Dataset records:
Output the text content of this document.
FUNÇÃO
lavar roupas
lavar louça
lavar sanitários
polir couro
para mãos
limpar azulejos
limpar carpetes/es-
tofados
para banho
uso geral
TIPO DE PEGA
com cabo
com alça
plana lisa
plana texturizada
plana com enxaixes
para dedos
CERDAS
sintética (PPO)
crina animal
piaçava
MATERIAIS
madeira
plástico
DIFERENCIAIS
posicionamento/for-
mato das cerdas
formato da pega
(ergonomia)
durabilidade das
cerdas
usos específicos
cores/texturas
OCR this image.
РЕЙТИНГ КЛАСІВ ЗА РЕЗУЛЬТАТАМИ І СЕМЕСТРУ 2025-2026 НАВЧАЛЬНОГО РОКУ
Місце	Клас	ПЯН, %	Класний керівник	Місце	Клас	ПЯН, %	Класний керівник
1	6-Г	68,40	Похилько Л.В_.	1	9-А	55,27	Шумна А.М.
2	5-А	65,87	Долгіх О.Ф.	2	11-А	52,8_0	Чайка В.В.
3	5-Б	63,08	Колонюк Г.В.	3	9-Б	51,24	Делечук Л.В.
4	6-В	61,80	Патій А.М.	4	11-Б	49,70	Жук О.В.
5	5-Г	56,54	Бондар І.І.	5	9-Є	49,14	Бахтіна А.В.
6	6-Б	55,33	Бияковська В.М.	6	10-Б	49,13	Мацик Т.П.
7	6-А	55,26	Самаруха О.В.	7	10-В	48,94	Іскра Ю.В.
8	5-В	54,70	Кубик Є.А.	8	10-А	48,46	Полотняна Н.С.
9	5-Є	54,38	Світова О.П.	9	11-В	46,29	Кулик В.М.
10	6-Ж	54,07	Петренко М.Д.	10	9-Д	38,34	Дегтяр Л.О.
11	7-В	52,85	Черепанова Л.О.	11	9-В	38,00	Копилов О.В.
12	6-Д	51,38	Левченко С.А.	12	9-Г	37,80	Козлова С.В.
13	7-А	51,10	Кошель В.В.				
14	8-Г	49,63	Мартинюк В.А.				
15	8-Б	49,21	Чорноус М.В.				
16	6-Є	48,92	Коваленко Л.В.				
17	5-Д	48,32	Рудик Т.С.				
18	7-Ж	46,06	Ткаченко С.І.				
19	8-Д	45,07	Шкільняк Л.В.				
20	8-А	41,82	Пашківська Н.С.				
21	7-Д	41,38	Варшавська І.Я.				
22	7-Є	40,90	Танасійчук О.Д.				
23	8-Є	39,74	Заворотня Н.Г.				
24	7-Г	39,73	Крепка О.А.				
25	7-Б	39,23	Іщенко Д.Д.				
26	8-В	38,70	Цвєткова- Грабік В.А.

Stated task:
From the records above, extract every line exactly as it stands.

Result of this task:
Output the text content of this document.
FUNÇÃO
lavar roupas
lavar louça
lavar sanitários
polir couro
para mãos
limpar azulejos
limpar carpetes/es-
tofados
para banho
uso geral
TIPO DE PEGA
com cabo
com alça
plana lisa
plana texturizada
plana com enxaixes
para dedos
CERDAS
sintética (PPO)
crina animal
piaçava
MATERIAIS
madeira
plástico
DIFERENCIAIS
posicionamento/for-
mato das cerdas
formato da pega
(ergonomia)
durabilidade das
cerdas
usos específicos
cores/texturas
OCR this image.
РЕЙТИНГ КЛАСІВ ЗА РЕЗУЛЬТАТАМИ І СЕМЕСТРУ 2025-2026 НАВЧАЛЬНОГО РОКУ
Місце	Клас	ПЯН, %	Класний керівник	Місце	Клас	ПЯН, %	Класний керівник
1	6-Г	68,40	Похилько Л.В_.	1	9-А	55,27	Шумна А.М.
2	5-А	65,87	Долгіх О.Ф.	2	11-А	52,8_0	Чайка В.В.
3	5-Б	63,08	Колонюк Г.В.	3	9-Б	51,24	Делечук Л.В.
4	6-В	61,80	Патій А.М.	4	11-Б	49,70	Жук О.В.
5	5-Г	56,54	Бондар І.І.	5	9-Є	49,14	Бахтіна А.В.
6	6-Б	55,33	Бияковська В.М.	6	10-Б	49,13	Мацик Т.П.
7	6-А	55,26	Самаруха О.В.	7	10-В	48,94	Іскра Ю.В.
8	5-В	54,70	Кубик Є.А.	8	10-А	48,46	Полотняна Н.С.
9	5-Є	54,38	Світова О.П.	9	11-В	46,29	Кулик В.М.
10	6-Ж	54,07	Петренко М.Д.	10	9-Д	38,34	Дегтяр Л.О.
11	7-В	52,85	Черепанова Л.О.	11	9-В	38,00	Копилов О.В.
12	6-Д	51,38	Левченко С.А.	12	9-Г	37,80	Козлова С.В.
13	7-А	51,10	Кошель В.В.				
14	8-Г	49,63	Мартинюк В.А.				
15	8-Б	49,21	Чорноус М.В.				
16	6-Є	48,92	Коваленко Л.В.				
17	5-Д	48,32	Рудик Т.С.				
18	7-Ж	46,06	Ткаченко С.І.				
19	8-Д	45,07	Шкільняк Л.В.				
20	8-А	41,82	Пашківська Н.С.				
21	7-Д	41,38	Варшавська І.Я.				
22	7-Є	40,90	Танасійчук О.Д.				
23	8-Є	39,74	Заворотня Н.Г.				
24	7-Г	39,73	Крепка О.А.				
25	7-Б	39,23	Іщенко Д.Д.				
26	8-В	38,70	Цвєткова- Грабік В.А.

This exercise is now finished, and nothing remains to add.